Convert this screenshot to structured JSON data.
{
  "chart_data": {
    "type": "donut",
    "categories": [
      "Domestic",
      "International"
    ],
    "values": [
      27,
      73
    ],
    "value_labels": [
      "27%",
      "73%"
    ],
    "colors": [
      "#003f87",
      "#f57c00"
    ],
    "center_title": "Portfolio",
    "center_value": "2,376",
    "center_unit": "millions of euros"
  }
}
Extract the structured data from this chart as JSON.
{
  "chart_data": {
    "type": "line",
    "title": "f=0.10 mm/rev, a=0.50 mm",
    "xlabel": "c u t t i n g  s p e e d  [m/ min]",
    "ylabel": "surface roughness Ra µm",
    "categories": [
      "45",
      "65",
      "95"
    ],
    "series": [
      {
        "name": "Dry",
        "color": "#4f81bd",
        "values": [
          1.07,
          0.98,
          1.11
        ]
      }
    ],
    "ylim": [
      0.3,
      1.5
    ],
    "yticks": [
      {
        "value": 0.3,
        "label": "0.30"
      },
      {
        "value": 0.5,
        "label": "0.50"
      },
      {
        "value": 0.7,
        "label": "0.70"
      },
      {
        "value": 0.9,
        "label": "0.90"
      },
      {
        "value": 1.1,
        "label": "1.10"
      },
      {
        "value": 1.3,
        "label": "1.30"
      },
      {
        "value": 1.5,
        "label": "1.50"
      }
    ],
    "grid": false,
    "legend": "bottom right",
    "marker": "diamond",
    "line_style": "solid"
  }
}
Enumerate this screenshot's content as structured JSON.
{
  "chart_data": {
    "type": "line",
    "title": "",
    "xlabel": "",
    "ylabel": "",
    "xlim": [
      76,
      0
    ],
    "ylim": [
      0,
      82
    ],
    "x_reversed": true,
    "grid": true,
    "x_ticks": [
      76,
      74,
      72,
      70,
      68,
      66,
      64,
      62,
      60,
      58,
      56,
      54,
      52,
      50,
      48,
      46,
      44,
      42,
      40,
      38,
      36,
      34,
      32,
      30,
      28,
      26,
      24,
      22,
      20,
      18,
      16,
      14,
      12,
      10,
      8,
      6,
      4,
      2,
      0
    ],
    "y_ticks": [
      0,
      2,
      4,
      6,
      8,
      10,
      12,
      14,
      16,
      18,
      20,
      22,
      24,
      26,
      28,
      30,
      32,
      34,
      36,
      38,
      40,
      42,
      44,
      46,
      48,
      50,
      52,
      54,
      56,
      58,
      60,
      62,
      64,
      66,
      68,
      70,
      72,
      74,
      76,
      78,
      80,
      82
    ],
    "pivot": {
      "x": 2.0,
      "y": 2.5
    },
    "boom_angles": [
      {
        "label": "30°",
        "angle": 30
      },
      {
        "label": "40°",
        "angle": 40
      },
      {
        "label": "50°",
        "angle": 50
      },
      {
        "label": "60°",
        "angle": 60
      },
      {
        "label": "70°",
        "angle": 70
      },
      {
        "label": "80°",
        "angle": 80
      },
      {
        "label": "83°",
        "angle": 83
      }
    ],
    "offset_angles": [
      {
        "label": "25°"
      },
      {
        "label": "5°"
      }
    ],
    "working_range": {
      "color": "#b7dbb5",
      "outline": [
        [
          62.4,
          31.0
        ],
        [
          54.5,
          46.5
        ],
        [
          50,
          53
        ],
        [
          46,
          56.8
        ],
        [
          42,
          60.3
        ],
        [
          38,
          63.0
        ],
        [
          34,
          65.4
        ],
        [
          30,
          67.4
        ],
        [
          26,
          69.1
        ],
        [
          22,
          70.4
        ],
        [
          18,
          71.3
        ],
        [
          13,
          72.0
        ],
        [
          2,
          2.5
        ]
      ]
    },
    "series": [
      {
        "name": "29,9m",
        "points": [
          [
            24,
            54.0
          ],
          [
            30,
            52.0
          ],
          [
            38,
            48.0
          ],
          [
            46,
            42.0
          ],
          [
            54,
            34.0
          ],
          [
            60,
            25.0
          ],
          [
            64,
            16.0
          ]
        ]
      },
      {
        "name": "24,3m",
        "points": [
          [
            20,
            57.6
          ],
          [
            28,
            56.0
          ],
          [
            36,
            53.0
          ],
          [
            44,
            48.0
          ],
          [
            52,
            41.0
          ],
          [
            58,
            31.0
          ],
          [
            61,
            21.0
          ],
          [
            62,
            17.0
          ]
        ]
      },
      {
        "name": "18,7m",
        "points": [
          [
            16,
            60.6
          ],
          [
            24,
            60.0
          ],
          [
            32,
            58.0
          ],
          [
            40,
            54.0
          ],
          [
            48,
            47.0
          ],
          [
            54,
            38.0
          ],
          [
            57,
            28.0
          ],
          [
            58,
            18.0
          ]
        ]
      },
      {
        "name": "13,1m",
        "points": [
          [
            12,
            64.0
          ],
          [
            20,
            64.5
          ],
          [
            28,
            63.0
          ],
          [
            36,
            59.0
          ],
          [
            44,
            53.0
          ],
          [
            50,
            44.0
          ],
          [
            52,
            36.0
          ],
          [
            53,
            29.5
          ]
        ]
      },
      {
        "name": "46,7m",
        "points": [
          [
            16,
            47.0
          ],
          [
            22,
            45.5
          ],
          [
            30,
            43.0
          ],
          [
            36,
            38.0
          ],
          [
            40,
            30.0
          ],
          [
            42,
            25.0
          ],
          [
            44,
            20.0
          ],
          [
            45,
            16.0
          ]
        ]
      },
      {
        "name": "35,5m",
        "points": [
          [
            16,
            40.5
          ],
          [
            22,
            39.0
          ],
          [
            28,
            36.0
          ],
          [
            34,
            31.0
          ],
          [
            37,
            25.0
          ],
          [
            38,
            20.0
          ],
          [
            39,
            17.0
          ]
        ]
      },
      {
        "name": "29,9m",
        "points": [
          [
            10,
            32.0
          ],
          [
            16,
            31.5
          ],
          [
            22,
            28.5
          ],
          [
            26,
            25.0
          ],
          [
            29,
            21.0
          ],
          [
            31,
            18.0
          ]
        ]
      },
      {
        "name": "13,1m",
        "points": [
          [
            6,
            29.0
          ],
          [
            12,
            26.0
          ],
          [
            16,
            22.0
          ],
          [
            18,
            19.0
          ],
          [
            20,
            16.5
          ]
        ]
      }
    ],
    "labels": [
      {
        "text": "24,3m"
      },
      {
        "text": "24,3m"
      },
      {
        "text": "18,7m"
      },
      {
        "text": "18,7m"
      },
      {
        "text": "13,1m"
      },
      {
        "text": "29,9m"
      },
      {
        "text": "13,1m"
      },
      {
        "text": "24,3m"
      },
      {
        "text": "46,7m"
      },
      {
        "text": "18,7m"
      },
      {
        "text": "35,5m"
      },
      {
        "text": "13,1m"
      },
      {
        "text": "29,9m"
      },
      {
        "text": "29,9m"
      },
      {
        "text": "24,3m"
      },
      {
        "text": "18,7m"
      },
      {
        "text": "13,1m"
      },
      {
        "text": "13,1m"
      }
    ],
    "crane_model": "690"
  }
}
━━━━━━━━
Repeat the data in its entirety, character for character.

Convert this screenshot to structured JSON data.
{
  "chart_data": {
    "type": "donut",
    "categories": [
      "Domestic",
      "International"
    ],
    "values": [
      27,
      73
    ],
    "value_labels": [
      "27%",
      "73%"
    ],
    "colors": [
      "#003f87",
      "#f57c00"
    ],
    "center_title": "Portfolio",
    "center_value": "2,376",
    "center_unit": "millions of euros"
  }
}
Extract the structured data from this chart as JSON.
{
  "chart_data": {
    "type": "line",
    "title": "f=0.10 mm/rev, a=0.50 mm",
    "xlabel": "c u t t i n g  s p e e d  [m/ min]",
    "ylabel": "surface roughness Ra µm",
    "categories": [
      "45",
      "65",
      "95"
    ],
    "series": [
      {
        "name": "Dry",
        "color": "#4f81bd",
        "values": [
          1.07,
          0.98,
          1.11
        ]
      }
    ],
    "ylim": [
      0.3,
      1.5
    ],
    "yticks": [
      {
        "value": 0.3,
        "label": "0.30"
      },
      {
        "value": 0.5,
        "label": "0.50"
      },
      {
        "value": 0.7,
        "label": "0.70"
      },
      {
        "value": 0.9,
        "label": "0.90"
      },
      {
        "value": 1.1,
        "label": "1.10"
      },
      {
        "value": 1.3,
        "label": "1.30"
      },
      {
        "value": 1.5,
        "label": "1.50"
      }
    ],
    "grid": false,
    "legend": "bottom right",
    "marker": "diamond",
    "line_style": "solid"
  }
}
Enumerate this screenshot's content as structured JSON.
{
  "chart_data": {
    "type": "line",
    "title": "",
    "xlabel": "",
    "ylabel": "",
    "xlim": [
      76,
      0
    ],
    "ylim": [
      0,
      82
    ],
    "x_reversed": true,
    "grid": true,
    "x_ticks": [
      76,
      74,
      72,
      70,
      68,
      66,
      64,
      62,
      60,
      58,
      56,
      54,
      52,
      50,
      48,
      46,
      44,
      42,
      40,
      38,
      36,
      34,
      32,
      30,
      28,
      26,
      24,
      22,
      20,
      18,
      16,
      14,
      12,
      10,
      8,
      6,
      4,
      2,
      0
    ],
    "y_ticks": [
      0,
      2,
      4,
      6,
      8,
      10,
      12,
      14,
      16,
      18,
      20,
      22,
      24,
      26,
      28,
      30,
      32,
      34,
      36,
      38,
      40,
      42,
      44,
      46,
      48,
      50,
      52,
      54,
      56,
      58,
      60,
      62,
      64,
      66,
      68,
      70,
      72,
      74,
      76,
      78,
      80,
      82
    ],
    "pivot": {
      "x": 2.0,
      "y": 2.5
    },
    "boom_angles": [
      {
        "label": "30°",
        "angle": 30
      },
      {
        "label": "40°",
        "angle": 40
      },
      {
        "label": "50°",
        "angle": 50
      },
      {
        "label": "60°",
        "angle": 60
      },
      {
        "label": "70°",
        "angle": 70
      },
      {
        "label": "80°",
        "angle": 80
      },
      {
        "label": "83°",
        "angle": 83
      }
    ],
    "offset_angles": [
      {
        "label": "25°"
      },
      {
        "label": "5°"
      }
    ],
    "working_range": {
      "color": "#b7dbb5",
      "outline": [
        [
          62.4,
          31.0
        ],
        [
          54.5,
          46.5
        ],
        [
          50,
          53
        ],
        [
          46,
          56.8
        ],
        [
          42,
          60.3
        ],
        [
          38,
          63.0
        ],
        [
          34,
          65.4
        ],
        [
          30,
          67.4
        ],
        [
          26,
          69.1
        ],
        [
          22,
          70.4
        ],
        [
          18,
          71.3
        ],
        [
          13,
          72.0
        ],
        [
          2,
          2.5
        ]
      ]
    },
    "series": [
      {
        "name": "29,9m",
        "points": [
          [
            24,
            54.0
          ],
          [
            30,
            52.0
          ],
          [
            38,
            48.0
          ],
          [
            46,
            42.0
          ],
          [
            54,
            34.0
          ],
          [
            60,
            25.0
          ],
          [
            64,
            16.0
          ]
        ]
      },
      {
        "name": "24,3m",
        "points": [
          [
            20,
            57.6
          ],
          [
            28,
            56.0
          ],
          [
            36,
            53.0
          ],
          [
            44,
            48.0
          ],
          [
            52,
            41.0
          ],
          [
            58,
            31.0
          ],
          [
            61,
            21.0
          ],
          [
            62,
            17.0
          ]
        ]
      },
      {
        "name": "18,7m",
        "points": [
          [
            16,
            60.6
          ],
          [
            24,
            60.0
          ],
          [
            32,
            58.0
          ],
          [
            40,
            54.0
          ],
          [
            48,
            47.0
          ],
          [
            54,
            38.0
          ],
          [
            57,
            28.0
          ],
          [
            58,
            18.0
          ]
        ]
      },
      {
        "name": "13,1m",
        "points": [
          [
            12,
            64.0
          ],
          [
            20,
            64.5
          ],
          [
            28,
            63.0
          ],
          [
            36,
            59.0
          ],
          [
            44,
            53.0
          ],
          [
            50,
            44.0
          ],
          [
            52,
            36.0
          ],
          [
            53,
            29.5
          ]
        ]
      },
      {
        "name": "46,7m",
        "points": [
          [
            16,
            47.0
          ],
          [
            22,
            45.5
          ],
          [
            30,
            43.0
          ],
          [
            36,
            38.0
          ],
          [
            40,
            30.0
          ],
          [
            42,
            25.0
          ],
          [
            44,
            20.0
          ],
          [
            45,
            16.0
          ]
        ]
      },
      {
        "name": "35,5m",
        "points": [
          [
            16,
            40.5
          ],
          [
            22,
            39.0
          ],
          [
            28,
            36.0
          ],
          [
            34,
            31.0
          ],
          [
            37,
            25.0
          ],
          [
            38,
            20.0
          ],
          [
            39,
            17.0
          ]
        ]
      },
      {
        "name": "29,9m",
        "points": [
          [
            10,
            32.0
          ],
          [
            16,
            31.5
          ],
          [
            22,
            28.5
          ],
          [
            26,
            25.0
          ],
          [
            29,
            21.0
          ],
          [
            31,
            18.0
          ]
        ]
      },
      {
        "name": "13,1m",
        "points": [
          [
            6,
            29.0
          ],
          [
            12,
            26.0
          ],
          [
            16,
            22.0
          ],
          [
            18,
            19.0
          ],
          [
            20,
            16.5
          ]
        ]
      }
    ],
    "labels": [
      {
        "text": "24,3m"
      },
      {
        "text": "24,3m"
      },
      {
        "text": "18,7m"
      },
      {
        "text": "18,7m"
      },
      {
        "text": "13,1m"
      },
      {
        "text": "29,9m"
      },
      {
        "text": "13,1m"
      },
      {
        "text": "24,3m"
      },
      {
        "text": "46,7m"
      },
      {
        "text": "18,7m"
      },
      {
        "text": "35,5m"
      },
      {
        "text": "13,1m"
      },
      {
        "text": "29,9m"
      },
      {
        "text": "29,9m"
      },
      {
        "text": "24,3m"
      },
      {
        "text": "18,7m"
      },
      {
        "text": "13,1m"
      },
      {
        "text": "13,1m"
      }
    ],
    "crane_model": "690"
  }
}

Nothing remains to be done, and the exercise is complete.